- Problem to work on:
Copy every line of the records below character for character, leaving nothing out and changing nothing.

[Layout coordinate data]
-----

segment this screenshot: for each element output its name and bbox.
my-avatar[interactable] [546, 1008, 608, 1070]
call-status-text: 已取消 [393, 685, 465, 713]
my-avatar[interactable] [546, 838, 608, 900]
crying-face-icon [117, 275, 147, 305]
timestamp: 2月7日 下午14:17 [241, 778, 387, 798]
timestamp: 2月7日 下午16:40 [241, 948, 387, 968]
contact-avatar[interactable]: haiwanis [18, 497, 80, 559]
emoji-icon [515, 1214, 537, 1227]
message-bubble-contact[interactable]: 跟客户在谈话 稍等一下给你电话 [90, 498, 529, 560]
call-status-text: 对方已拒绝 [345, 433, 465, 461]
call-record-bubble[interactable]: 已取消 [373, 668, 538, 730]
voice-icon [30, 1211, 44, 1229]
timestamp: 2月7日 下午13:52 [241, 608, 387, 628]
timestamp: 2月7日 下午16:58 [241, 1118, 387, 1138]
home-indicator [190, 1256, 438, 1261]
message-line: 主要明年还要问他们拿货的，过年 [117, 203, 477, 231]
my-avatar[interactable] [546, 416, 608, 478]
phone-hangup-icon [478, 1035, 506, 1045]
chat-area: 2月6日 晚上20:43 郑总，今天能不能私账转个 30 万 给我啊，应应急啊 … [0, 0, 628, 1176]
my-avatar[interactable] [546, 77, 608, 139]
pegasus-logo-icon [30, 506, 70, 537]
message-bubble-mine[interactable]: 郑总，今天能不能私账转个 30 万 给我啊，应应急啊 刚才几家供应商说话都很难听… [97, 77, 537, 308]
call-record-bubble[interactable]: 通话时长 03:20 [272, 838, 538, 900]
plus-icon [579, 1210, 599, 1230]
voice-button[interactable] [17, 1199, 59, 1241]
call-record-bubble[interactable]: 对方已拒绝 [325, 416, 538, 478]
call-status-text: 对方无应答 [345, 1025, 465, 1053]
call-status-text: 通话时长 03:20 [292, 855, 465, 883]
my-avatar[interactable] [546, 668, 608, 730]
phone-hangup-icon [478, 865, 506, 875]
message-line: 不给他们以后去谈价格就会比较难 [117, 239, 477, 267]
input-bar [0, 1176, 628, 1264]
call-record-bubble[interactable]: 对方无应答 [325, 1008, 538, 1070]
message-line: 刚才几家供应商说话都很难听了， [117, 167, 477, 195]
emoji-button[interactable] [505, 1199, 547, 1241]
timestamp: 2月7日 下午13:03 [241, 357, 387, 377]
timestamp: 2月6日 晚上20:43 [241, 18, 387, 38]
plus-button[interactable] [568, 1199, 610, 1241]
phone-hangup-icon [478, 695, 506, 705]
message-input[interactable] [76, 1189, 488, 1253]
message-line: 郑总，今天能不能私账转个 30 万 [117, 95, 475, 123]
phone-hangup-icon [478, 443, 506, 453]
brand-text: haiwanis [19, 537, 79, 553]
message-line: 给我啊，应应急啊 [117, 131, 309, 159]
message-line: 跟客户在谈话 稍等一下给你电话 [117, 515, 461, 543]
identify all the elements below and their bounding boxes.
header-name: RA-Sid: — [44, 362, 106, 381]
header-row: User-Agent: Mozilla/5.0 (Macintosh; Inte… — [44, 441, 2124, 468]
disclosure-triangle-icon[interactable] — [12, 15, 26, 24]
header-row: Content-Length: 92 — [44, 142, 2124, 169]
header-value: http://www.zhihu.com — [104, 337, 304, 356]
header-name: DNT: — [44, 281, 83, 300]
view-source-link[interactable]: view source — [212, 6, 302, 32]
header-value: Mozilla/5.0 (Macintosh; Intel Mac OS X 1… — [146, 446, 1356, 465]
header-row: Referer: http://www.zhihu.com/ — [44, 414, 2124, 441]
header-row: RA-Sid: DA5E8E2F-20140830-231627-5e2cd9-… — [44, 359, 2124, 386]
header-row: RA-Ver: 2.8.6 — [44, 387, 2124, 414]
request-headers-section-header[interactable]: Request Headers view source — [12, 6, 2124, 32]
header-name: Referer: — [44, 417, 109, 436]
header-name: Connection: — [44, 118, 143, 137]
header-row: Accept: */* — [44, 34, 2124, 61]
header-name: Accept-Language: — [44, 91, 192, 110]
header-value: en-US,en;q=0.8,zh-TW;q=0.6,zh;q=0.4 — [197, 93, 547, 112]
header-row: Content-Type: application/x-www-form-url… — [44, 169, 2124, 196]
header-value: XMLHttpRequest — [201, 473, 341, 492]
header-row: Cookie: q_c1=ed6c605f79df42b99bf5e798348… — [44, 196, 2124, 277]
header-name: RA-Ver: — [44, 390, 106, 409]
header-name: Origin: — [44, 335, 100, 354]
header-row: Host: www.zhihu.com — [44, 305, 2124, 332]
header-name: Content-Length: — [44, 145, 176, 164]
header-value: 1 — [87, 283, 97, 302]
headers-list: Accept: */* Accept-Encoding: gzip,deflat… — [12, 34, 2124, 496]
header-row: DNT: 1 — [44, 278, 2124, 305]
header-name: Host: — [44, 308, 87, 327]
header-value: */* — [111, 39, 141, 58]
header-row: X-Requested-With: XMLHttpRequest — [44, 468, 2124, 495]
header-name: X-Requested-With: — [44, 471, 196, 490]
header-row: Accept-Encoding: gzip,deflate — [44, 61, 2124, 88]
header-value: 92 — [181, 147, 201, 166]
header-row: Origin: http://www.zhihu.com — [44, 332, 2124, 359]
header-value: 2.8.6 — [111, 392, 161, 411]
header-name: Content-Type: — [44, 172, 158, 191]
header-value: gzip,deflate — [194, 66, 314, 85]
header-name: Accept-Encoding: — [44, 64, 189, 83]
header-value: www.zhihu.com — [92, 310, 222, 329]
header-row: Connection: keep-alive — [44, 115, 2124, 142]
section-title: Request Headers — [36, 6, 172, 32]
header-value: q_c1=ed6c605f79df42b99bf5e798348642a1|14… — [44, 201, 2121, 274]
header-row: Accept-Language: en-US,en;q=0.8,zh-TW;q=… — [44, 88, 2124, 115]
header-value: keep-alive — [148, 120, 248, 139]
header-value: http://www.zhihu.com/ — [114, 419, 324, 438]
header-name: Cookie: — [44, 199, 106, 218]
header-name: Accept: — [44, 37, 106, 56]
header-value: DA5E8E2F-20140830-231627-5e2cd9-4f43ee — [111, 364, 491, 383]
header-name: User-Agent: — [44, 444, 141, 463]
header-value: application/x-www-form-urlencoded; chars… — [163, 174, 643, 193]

-----

- Answer below:
segment this screenshot: for each element output its name and bbox.
my-avatar[interactable] [546, 1008, 608, 1070]
call-status-text: 已取消 [393, 685, 465, 713]
my-avatar[interactable] [546, 838, 608, 900]
crying-face-icon [117, 275, 147, 305]
timestamp: 2月7日 下午14:17 [241, 778, 387, 798]
timestamp: 2月7日 下午16:40 [241, 948, 387, 968]
contact-avatar[interactable]: haiwanis [18, 497, 80, 559]
emoji-icon [515, 1214, 537, 1227]
message-bubble-contact[interactable]: 跟客户在谈话 稍等一下给你电话 [90, 498, 529, 560]
call-status-text: 对方已拒绝 [345, 433, 465, 461]
call-record-bubble[interactable]: 已取消 [373, 668, 538, 730]
voice-icon [30, 1211, 44, 1229]
timestamp: 2月7日 下午13:52 [241, 608, 387, 628]
timestamp: 2月7日 下午16:58 [241, 1118, 387, 1138]
home-indicator [190, 1256, 438, 1261]
message-line: 主要明年还要问他们拿货的，过年 [117, 203, 477, 231]
my-avatar[interactable] [546, 416, 608, 478]
phone-hangup-icon [478, 1035, 506, 1045]
chat-area: 2月6日 晚上20:43 郑总，今天能不能私账转个 30 万 给我啊，应应急啊 … [0, 0, 628, 1176]
my-avatar[interactable] [546, 77, 608, 139]
pegasus-logo-icon [30, 506, 70, 537]
message-bubble-mine[interactable]: 郑总，今天能不能私账转个 30 万 给我啊，应应急啊 刚才几家供应商说话都很难听… [97, 77, 537, 308]
call-record-bubble[interactable]: 通话时长 03:20 [272, 838, 538, 900]
plus-icon [579, 1210, 599, 1230]
voice-button[interactable] [17, 1199, 59, 1241]
call-record-bubble[interactable]: 对方已拒绝 [325, 416, 538, 478]
call-status-text: 对方无应答 [345, 1025, 465, 1053]
call-status-text: 通话时长 03:20 [292, 855, 465, 883]
my-avatar[interactable] [546, 668, 608, 730]
phone-hangup-icon [478, 865, 506, 875]
message-line: 不给他们以后去谈价格就会比较难 [117, 239, 477, 267]
input-bar [0, 1176, 628, 1264]
call-record-bubble[interactable]: 对方无应答 [325, 1008, 538, 1070]
message-line: 刚才几家供应商说话都很难听了， [117, 167, 477, 195]
emoji-button[interactable] [505, 1199, 547, 1241]
timestamp: 2月7日 下午13:03 [241, 357, 387, 377]
timestamp: 2月6日 晚上20:43 [241, 18, 387, 38]
plus-button[interactable] [568, 1199, 610, 1241]
phone-hangup-icon [478, 695, 506, 705]
message-input[interactable] [76, 1189, 488, 1253]
message-line: 郑总，今天能不能私账转个 30 万 [117, 95, 475, 123]
phone-hangup-icon [478, 443, 506, 453]
brand-text: haiwanis [19, 537, 79, 553]
message-line: 给我啊，应应急啊 [117, 131, 309, 159]
message-line: 跟客户在谈话 稍等一下给你电话 [117, 515, 461, 543]
identify all the elements below and their bounding boxes.
header-name: RA-Sid: — [44, 362, 106, 381]
header-row: User-Agent: Mozilla/5.0 (Macintosh; Inte… — [44, 441, 2124, 468]
disclosure-triangle-icon[interactable] — [12, 15, 26, 24]
header-row: Content-Length: 92 — [44, 142, 2124, 169]
header-value: http://www.zhihu.com — [104, 337, 304, 356]
header-name: DNT: — [44, 281, 83, 300]
view-source-link[interactable]: view source — [212, 6, 302, 32]
header-value: Mozilla/5.0 (Macintosh; Intel Mac OS X 1… — [146, 446, 1356, 465]
header-row: Referer: http://www.zhihu.com/ — [44, 414, 2124, 441]
header-row: RA-Sid: DA5E8E2F-20140830-231627-5e2cd9-… — [44, 359, 2124, 386]
header-row: RA-Ver: 2.8.6 — [44, 387, 2124, 414]
request-headers-section-header[interactable]: Request Headers view source — [12, 6, 2124, 32]
header-name: Referer: — [44, 417, 109, 436]
header-name: Connection: — [44, 118, 143, 137]
header-row: Accept: */* — [44, 34, 2124, 61]
header-name: Accept-Language: — [44, 91, 192, 110]
header-value: en-US,en;q=0.8,zh-TW;q=0.6,zh;q=0.4 — [197, 93, 547, 112]
header-row: Content-Type: application/x-www-form-url… — [44, 169, 2124, 196]
header-value: XMLHttpRequest — [201, 473, 341, 492]
header-row: Cookie: q_c1=ed6c605f79df42b99bf5e798348… — [44, 196, 2124, 277]
header-name: RA-Ver: — [44, 390, 106, 409]
header-name: Origin: — [44, 335, 100, 354]
header-row: Host: www.zhihu.com — [44, 305, 2124, 332]
header-name: Content-Length: — [44, 145, 176, 164]
header-value: 1 — [87, 283, 97, 302]
headers-list: Accept: */* Accept-Encoding: gzip,deflat… — [12, 34, 2124, 496]
header-row: DNT: 1 — [44, 278, 2124, 305]
header-name: Host: — [44, 308, 87, 327]
header-value: */* — [111, 39, 141, 58]
header-row: X-Requested-With: XMLHttpRequest — [44, 468, 2124, 495]
header-name: X-Requested-With: — [44, 471, 196, 490]
header-row: Accept-Encoding: gzip,deflate — [44, 61, 2124, 88]
header-value: 92 — [181, 147, 201, 166]
header-row: Origin: http://www.zhihu.com — [44, 332, 2124, 359]
header-value: 2.8.6 — [111, 392, 161, 411]
header-name: Content-Type: — [44, 172, 158, 191]
header-value: gzip,deflate — [194, 66, 314, 85]
header-name: Accept-Encoding: — [44, 64, 189, 83]
header-value: www.zhihu.com — [92, 310, 222, 329]
header-row: Connection: keep-alive — [44, 115, 2124, 142]
section-title: Request Headers — [36, 6, 172, 32]
header-value: q_c1=ed6c605f79df42b99bf5e798348642a1|14… — [44, 201, 2121, 274]
header-row: Accept-Language: en-US,en;q=0.8,zh-TW;q=… — [44, 88, 2124, 115]
header-value: keep-alive — [148, 120, 248, 139]
header-value: http://www.zhihu.com/ — [114, 419, 324, 438]
header-name: Cookie: — [44, 199, 106, 218]
header-name: Accept: — [44, 37, 106, 56]
header-value: DA5E8E2F-20140830-231627-5e2cd9-4f43ee — [111, 364, 491, 383]
header-name: User-Agent: — [44, 444, 141, 463]
header-value: application/x-www-form-urlencoded; chars… — [163, 174, 643, 193]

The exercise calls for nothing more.